> _YOUR GOAL_
Look through the material below for "поштиво". Copy every line that contains it.
** Start of EXTRACTED ENTRIES **
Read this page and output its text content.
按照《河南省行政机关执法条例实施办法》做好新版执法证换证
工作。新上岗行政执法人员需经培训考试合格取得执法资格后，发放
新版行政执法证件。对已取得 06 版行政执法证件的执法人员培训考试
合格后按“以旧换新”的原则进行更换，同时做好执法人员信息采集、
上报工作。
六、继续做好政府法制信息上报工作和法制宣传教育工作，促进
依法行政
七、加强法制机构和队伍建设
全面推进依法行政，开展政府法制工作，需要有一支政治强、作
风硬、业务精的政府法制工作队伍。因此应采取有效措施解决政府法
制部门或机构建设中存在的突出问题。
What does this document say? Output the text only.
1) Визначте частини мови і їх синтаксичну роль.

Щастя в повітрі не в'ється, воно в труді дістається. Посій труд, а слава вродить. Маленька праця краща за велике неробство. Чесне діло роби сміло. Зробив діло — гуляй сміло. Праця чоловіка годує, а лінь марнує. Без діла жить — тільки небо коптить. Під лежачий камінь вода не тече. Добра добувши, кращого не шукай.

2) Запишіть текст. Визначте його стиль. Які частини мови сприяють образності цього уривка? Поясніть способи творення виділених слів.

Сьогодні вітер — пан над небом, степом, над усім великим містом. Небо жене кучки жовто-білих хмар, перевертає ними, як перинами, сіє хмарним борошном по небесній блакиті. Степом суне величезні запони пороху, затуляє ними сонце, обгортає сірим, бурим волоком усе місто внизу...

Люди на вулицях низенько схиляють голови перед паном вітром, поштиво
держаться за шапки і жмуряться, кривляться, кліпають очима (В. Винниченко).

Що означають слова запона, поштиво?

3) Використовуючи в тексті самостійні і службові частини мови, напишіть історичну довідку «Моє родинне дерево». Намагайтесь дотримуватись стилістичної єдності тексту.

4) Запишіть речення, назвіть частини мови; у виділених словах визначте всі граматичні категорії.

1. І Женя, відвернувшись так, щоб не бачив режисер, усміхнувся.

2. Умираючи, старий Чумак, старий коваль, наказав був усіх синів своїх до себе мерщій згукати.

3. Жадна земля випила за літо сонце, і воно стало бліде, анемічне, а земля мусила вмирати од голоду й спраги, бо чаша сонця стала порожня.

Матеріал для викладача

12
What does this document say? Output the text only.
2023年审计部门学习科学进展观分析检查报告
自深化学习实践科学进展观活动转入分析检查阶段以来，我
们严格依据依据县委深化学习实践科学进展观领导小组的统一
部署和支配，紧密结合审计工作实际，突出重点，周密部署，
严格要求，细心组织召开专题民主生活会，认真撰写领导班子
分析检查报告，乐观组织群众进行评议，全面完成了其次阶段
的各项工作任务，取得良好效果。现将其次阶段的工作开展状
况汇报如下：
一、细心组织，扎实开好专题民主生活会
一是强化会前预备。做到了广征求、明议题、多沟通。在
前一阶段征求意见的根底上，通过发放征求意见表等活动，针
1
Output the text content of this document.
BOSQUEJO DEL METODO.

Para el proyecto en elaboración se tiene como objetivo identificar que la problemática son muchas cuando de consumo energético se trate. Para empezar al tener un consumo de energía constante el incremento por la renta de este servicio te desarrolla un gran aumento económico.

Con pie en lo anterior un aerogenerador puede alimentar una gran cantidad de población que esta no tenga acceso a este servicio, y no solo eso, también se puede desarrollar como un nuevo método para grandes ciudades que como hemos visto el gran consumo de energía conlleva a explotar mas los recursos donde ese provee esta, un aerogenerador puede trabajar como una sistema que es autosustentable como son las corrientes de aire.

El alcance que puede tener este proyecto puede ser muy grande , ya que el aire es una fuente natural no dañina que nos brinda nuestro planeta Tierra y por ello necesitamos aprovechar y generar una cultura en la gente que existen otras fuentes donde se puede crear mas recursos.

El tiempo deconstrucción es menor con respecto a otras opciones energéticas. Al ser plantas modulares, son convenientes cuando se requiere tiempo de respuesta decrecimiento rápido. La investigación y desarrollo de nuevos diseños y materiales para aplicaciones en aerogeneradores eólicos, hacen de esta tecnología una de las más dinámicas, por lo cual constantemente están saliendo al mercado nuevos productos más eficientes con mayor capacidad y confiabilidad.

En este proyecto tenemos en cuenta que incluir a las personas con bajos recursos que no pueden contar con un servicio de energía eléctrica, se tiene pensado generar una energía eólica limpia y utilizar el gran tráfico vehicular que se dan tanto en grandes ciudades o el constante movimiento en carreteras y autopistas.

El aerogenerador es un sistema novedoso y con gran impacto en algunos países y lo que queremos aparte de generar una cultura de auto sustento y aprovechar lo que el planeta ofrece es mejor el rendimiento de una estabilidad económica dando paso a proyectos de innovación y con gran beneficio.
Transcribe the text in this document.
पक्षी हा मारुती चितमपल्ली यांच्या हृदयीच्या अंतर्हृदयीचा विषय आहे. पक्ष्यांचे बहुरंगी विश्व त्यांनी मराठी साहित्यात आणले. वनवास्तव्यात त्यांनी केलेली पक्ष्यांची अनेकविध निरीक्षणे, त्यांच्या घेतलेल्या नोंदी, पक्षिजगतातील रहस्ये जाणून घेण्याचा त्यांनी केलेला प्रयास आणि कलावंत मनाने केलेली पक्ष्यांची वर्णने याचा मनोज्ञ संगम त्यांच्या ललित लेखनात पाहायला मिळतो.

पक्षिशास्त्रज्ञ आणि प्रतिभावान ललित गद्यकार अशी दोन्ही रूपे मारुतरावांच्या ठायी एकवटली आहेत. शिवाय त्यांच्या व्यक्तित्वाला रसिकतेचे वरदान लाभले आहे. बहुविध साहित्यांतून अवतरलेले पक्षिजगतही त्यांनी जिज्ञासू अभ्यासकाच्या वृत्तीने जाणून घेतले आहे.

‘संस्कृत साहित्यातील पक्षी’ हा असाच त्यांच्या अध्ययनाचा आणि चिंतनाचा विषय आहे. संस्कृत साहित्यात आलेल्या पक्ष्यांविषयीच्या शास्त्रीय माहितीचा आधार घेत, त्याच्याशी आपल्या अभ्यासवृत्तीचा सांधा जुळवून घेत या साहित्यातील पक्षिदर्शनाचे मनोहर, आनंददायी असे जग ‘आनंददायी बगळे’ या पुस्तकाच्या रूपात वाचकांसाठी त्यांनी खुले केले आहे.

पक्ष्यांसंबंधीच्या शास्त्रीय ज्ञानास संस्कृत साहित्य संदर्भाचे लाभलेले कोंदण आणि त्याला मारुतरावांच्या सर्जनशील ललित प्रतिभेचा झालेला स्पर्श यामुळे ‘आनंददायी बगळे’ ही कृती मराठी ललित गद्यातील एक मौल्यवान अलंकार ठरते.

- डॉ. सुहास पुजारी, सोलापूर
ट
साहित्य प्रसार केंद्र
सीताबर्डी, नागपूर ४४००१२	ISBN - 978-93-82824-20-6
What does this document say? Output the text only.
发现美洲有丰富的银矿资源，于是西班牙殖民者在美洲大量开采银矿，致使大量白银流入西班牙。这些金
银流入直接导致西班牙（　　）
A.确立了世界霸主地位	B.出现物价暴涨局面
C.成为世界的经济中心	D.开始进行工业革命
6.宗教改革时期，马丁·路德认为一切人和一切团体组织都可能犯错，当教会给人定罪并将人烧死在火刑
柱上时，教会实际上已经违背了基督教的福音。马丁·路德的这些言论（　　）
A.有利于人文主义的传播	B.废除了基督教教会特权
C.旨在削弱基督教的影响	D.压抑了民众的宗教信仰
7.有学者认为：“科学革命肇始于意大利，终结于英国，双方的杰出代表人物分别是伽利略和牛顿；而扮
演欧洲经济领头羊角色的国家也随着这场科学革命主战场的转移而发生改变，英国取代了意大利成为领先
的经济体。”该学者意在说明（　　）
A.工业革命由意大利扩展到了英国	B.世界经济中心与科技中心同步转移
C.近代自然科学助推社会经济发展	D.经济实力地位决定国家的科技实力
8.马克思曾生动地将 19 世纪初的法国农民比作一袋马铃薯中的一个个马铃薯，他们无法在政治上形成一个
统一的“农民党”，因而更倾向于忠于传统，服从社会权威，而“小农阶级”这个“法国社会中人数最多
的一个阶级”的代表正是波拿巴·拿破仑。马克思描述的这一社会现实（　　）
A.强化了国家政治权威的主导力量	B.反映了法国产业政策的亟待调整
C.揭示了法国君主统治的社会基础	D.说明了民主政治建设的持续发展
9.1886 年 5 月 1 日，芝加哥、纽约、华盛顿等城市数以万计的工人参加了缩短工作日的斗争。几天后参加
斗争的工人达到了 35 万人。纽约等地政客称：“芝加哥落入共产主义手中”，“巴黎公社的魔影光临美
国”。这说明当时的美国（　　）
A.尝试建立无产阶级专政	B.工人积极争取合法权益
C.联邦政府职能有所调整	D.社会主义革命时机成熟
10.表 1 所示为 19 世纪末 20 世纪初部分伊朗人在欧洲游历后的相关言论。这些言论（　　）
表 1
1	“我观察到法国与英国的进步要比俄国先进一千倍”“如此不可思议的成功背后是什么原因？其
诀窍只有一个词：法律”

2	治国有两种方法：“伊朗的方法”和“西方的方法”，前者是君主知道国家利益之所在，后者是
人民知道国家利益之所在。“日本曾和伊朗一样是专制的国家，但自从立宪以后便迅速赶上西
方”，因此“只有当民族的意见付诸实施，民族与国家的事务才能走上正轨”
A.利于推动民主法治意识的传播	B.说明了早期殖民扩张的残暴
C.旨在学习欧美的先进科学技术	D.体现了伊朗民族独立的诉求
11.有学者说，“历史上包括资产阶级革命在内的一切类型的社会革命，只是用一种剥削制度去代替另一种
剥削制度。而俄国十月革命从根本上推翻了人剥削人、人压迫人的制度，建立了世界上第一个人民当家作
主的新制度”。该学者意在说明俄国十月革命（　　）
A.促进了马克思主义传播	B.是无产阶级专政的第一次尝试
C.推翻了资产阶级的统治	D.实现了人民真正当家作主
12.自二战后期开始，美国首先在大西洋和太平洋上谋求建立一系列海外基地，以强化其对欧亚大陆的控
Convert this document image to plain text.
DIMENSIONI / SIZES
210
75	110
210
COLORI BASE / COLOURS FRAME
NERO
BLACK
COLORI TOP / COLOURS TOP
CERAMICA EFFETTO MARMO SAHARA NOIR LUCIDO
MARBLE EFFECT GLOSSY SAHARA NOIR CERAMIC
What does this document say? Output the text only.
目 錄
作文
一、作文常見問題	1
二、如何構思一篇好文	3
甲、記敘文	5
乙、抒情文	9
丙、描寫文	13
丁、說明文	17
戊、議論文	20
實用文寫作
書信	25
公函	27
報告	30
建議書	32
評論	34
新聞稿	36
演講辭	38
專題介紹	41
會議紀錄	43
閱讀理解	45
** End of EXTRACTED ENTRIES **
> _RESULT BELOW_
Люди на вулицях низенько схиляють голови перед паном вітром, поштиво
Що означають слова запона, поштиво?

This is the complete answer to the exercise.